----- TRECHO DO DOCUMENTO -----
Pode-se responsabilizar o governo Bolsonaro pela saída da Ford do Brasil? Por não ter feito nada para evitar, sim; mas essa não foi a causa principal. Em tese, poderíamos ter disputado a permanência das fábricas com a Argentina e o Uruguai, mas isso exigiria um arranjo institucional impossível de ser feito sem reforma tributária, política industrial e política de comércio exterior adequadas. Além disso, poderia ser uma solução de curto prazo, porque a indústria de automóveis passa por uma revolução tecnológica, na qual a Ford ficou para trás. Já são vendidos no Brasil, por exemplo, cerca de 20 modelos diferentes de carros elétricos Audi, Chevrolet, Nissan, Jaguar, BMW, Renault, JAC, Mercedes-Benz, BYD e Tesla. A briga boa é para produzi-los aqui no Brasil, mas, aí, surge o problema da automação: modernas plantas industriais são automatizadas, a mão de obra barata deixou de ser um atrativo.
As
grandes marcas não são imortais, mesmo quando a empresa opera no país há mais
de 100 anos. A Esso, com 50 anos de mercado, tinha 1,7 mil postos de
combustíveis quando deixou de existir. Estava no Brasil desde 1912. No início,
os postos se chamavam “Standard Oil Company of Brazil”. Não se sabe, ao certo,
quando a marca e sua mascote, o tigre, foram adotados. Mas, na década de 1940,
quando o Repórter Esso estreou na Rádio Nacional do Rio de Janeiro, a marca já
tinha alguma popularidade. Em 2008, a rede Esso foi comprada pela Cosan. Três
anos depois, a própria Cosan se uniu à Shell, formando a Raízen. Na ocasião,
Cosan e Shell anunciaram que a marca Esso seria substituída.
----- DADOS DO EXERCÍCIO -----
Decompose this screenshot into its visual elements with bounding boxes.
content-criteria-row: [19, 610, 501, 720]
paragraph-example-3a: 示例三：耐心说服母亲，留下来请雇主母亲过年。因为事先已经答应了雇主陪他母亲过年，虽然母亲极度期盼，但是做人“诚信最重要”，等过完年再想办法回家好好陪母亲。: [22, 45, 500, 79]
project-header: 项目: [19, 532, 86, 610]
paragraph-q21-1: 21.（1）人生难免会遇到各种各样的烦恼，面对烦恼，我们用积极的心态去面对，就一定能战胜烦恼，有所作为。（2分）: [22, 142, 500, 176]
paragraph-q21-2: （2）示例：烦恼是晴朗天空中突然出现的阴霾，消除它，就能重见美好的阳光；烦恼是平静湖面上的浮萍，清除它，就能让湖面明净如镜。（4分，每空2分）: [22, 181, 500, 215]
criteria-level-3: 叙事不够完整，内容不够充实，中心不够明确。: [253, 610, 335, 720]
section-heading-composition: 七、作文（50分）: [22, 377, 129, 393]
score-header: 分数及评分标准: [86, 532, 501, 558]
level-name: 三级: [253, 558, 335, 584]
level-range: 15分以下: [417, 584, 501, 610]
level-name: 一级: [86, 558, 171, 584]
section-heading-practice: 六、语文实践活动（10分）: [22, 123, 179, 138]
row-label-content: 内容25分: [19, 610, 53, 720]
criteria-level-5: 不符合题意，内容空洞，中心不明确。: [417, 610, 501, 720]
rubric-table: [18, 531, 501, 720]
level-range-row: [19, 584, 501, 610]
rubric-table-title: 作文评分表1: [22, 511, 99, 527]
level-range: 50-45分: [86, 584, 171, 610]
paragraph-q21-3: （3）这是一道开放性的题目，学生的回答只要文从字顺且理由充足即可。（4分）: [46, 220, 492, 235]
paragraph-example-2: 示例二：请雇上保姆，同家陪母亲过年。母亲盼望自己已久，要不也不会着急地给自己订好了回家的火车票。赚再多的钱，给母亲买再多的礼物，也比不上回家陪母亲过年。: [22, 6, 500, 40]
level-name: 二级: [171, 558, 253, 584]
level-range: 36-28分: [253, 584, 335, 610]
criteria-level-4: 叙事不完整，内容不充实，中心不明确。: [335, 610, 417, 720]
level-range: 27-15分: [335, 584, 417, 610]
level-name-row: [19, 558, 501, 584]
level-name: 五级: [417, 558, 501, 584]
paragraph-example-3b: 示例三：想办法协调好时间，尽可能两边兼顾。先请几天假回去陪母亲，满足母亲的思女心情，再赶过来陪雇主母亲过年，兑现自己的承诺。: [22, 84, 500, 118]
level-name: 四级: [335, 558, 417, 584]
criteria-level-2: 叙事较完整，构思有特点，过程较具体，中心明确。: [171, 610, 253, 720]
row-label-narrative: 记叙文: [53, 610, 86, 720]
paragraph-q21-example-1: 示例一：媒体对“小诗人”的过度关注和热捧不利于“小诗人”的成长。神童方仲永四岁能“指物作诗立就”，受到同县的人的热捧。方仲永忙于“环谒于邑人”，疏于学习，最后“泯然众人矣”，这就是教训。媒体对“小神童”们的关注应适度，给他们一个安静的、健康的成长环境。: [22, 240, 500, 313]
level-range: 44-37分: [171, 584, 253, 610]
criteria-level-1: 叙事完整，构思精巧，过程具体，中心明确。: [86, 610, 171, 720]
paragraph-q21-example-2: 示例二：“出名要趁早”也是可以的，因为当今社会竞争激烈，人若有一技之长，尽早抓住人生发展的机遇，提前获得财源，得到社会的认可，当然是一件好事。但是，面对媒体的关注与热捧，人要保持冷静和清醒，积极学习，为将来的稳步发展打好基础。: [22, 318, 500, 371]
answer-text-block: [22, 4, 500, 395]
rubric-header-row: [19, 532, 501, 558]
-----
TAREFAS A REALIZAR:
a - No trecho sobre a saída da Ford do Brasil, quantos postos de combustíveis a Esso tinha quando deixou de existir?
b - Dê continuidade ao trecho sobre a saída da Ford do Brasil a partir da última frase apresentada.

RESPOSTAS ÀS TAREFAS:
a - Tinha 1,7 mil postos de combustíveis.

b -
Tecnologia
A
troca de bandeira não é uma operação fácil. Só para vestir os frentistas da
Esso com o uniforme da Shell a companhia precisou de 300 mil macacões e 60 mil
bonés. A Raízen investiu R$ 130 milhões para trocar a bandeira pela Shell. E
como será com o carro elétrico, cujas baterias são recarregadas na garagem? É
melhor a Petrobras vender logo a BR Distribuidora — corre o risco de que faltem
compradores interessados — e investir na exploração do pré-sal, antes que seja
tarde demais. Inovação é o que mantém as empresas vivas. Para isso, precisam conversar
com startups ou criar programas de pesquisa e desenvolvimento. Entretanto,
preferimos subsídios e reservas de mercado, que têm pernas curtas quando ocorre
uma revolução tecnológica, como agora, com forte impacto na divisão
internacional do trabalho.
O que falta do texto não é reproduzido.